------ Extrait à lire

Les historiens de l’économie se méfient donc de ce genre de transposition car on passe d’un régime économique à un autre. Encore aujourd’hui l’indice des prix dépend de plusieurs facteurs dont le poids respectif n’est pas le même d’une économie à l’autre. [10]

Au royaume des fantasmes

Mener une enquête sur les moyens d’existence d’une catégorie sociale à une époque donnée exige les ressources de l’histoire quantitative. On a ainsi besoin des échelles de revenus, compliquées pour des professions libérales. On pourrait alors étudier la question de l’argent dans la cure analytique en la replaçant dans le cadre d’une histoire générale des patients [11]. Si cette histoire reste à faire, nous ne sommes cependant pas sans données qualitatives [12].

Au terme de cette démonstration par l’absurde, on laissera donc les conversions au royaume des fantasmes. Pour en revenir à Freud , je m’en tiendrai à ce qu’écrit Henri Ellenberger dans son Histoire de la découverte de l’inconscient : « La vie de Sigmund Freud offre l’exemple d’une ascension sociale progressive depuis la classe moyenne inférieure jusqu’à la haute bourgeoisie. Après les années difficiles de Privat-Dozent, il devint l’un des médecins les plus célèbres de Vienne, muni du titre enviable de professeur extraordinaire. Les patients sur lesquels il entreprit ses études neurologiques appartenaient aux couches inférieures de la population, mais sa clientèle privée, sur qui reposait sa psychanalyse, était composée de malades des plus hautes classes sociales. Au début de la cinquantaine, il se trouva à la tête d’un mouvement dont l’influence ne cessa de s’étendre sur toute la vie culturelle du monde civilisé, si bien qu’à la fin de la soixantaine il jouissait d’une réputation mondiale. Quand il mourut en exil en Angleterre, on se plut à saluer en lui un symbole du combat de la liberté contre l’oppression fasciste. »

------------
------ Entrées fournies

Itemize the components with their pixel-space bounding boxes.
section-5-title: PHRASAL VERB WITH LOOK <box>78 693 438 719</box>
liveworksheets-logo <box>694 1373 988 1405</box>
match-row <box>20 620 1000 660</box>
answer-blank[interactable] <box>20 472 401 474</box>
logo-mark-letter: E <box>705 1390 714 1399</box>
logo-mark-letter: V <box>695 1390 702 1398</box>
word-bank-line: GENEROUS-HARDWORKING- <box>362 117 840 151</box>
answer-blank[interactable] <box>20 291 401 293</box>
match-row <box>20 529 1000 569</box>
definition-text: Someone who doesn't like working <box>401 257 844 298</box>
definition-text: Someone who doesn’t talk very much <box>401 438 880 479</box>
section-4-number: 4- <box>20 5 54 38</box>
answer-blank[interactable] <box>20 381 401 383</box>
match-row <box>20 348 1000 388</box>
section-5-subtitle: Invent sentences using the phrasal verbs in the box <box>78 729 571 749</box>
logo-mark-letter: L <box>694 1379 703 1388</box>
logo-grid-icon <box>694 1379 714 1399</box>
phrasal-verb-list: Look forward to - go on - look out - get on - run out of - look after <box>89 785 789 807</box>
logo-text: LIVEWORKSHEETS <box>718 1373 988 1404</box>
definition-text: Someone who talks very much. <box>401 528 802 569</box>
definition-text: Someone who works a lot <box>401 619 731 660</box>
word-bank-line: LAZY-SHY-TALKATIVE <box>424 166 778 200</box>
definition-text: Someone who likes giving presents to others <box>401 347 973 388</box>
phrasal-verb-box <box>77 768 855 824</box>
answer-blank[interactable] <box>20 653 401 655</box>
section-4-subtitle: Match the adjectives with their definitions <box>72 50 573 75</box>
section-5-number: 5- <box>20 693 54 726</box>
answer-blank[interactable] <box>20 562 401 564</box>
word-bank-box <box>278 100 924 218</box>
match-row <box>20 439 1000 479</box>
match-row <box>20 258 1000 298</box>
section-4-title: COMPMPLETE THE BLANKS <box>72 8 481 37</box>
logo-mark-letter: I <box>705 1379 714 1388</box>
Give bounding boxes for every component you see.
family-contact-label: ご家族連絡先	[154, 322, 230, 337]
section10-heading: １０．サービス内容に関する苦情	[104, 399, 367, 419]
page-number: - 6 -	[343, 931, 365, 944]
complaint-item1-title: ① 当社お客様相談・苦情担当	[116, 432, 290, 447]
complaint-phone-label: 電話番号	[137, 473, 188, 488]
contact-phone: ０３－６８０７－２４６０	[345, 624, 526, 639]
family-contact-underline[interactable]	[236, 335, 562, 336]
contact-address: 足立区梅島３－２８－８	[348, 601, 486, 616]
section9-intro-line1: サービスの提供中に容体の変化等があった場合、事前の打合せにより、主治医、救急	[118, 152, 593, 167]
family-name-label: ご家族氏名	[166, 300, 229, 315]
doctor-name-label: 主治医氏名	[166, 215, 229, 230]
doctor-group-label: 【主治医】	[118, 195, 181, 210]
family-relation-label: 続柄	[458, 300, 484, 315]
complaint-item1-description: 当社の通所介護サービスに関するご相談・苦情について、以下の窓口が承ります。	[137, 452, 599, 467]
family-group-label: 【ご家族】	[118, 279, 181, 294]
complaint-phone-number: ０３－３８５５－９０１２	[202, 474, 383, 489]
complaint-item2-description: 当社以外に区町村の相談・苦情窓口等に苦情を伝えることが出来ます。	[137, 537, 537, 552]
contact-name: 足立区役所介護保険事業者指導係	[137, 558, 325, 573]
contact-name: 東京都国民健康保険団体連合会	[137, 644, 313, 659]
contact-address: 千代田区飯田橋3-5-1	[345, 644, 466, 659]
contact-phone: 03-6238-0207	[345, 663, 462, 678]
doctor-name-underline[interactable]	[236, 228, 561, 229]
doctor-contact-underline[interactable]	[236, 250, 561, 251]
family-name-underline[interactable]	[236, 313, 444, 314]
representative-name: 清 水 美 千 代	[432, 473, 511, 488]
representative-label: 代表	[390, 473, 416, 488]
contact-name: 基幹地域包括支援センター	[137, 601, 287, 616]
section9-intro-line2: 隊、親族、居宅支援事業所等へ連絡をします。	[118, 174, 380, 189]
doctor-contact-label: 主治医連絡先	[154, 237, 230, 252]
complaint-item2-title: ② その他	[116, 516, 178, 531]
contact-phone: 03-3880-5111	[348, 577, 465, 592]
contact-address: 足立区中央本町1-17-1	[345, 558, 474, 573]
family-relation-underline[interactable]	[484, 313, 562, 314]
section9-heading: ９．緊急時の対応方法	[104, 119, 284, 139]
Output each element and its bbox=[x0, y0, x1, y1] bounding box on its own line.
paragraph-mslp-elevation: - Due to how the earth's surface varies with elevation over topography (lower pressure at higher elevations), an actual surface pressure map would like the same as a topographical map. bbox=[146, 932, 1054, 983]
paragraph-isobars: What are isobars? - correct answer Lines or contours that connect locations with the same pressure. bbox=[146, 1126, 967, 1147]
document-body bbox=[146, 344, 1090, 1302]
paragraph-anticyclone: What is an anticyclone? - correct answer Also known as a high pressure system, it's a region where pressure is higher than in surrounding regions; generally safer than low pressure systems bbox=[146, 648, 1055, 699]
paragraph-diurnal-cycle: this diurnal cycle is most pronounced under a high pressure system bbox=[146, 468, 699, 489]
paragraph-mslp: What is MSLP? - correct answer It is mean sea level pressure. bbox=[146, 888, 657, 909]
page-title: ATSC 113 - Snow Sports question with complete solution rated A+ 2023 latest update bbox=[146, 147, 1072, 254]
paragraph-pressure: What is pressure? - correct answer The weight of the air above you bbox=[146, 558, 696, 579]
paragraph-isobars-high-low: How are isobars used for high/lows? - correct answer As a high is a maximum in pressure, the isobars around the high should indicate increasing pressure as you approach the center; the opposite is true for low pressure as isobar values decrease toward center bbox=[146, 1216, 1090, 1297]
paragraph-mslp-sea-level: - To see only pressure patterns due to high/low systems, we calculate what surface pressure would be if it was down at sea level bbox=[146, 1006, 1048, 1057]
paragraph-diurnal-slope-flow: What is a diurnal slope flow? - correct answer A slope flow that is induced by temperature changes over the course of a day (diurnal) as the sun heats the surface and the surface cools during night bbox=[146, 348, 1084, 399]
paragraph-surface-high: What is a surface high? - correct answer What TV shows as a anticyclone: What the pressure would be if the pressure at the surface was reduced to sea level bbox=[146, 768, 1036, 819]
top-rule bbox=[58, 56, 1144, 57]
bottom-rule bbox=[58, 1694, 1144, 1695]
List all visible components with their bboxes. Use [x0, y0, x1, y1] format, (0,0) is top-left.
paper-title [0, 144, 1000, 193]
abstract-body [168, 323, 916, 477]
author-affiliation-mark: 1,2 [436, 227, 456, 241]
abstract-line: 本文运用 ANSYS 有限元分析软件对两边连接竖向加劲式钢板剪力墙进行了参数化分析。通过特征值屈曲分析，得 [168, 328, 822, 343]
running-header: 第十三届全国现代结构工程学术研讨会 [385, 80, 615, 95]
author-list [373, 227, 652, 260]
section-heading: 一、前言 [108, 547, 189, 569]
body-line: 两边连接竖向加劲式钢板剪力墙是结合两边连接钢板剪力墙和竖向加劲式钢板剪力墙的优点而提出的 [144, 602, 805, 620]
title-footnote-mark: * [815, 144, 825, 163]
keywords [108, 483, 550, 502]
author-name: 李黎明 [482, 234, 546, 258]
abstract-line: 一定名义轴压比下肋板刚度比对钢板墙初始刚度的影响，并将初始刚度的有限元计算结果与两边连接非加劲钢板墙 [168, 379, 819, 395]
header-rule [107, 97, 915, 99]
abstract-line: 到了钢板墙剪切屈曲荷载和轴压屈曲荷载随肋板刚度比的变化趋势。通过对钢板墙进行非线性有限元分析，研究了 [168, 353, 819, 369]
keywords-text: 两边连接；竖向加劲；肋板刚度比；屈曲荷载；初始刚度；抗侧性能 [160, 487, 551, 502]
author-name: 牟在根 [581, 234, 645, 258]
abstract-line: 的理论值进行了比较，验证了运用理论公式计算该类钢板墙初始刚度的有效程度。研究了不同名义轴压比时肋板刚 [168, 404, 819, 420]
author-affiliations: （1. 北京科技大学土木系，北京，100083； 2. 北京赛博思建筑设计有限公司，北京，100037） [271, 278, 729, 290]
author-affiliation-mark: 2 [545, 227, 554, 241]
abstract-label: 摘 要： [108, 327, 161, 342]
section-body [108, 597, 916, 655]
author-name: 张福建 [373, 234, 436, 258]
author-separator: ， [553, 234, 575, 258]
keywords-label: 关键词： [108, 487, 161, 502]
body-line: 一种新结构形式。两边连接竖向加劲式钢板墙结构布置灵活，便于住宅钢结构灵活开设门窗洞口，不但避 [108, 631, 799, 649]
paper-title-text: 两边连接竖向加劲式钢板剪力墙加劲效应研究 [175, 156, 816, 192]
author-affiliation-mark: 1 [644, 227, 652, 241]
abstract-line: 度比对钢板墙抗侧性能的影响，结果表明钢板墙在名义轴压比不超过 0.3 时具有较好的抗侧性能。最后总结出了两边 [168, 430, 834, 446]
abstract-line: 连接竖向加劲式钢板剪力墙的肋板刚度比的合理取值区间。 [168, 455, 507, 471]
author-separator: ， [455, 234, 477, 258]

------------

● Actions à mener:
A - Relevez tous les numéros de renvoi placés entre crochets dans l’extrait.
B - Traduisez en anglais la phrase suivante de l’extrait : « Au terme de cette démonstration par l’absurde, on laissera donc les conversions au royaume des fantasmes. »
Il n’est pas nécessaire de recourir aux données enregistrées.

● Réponses attendues:
A - [10], [11], [12]

B - At the end of this reductio ad absurdum, we will therefore leave conversions in the realm of fantasy.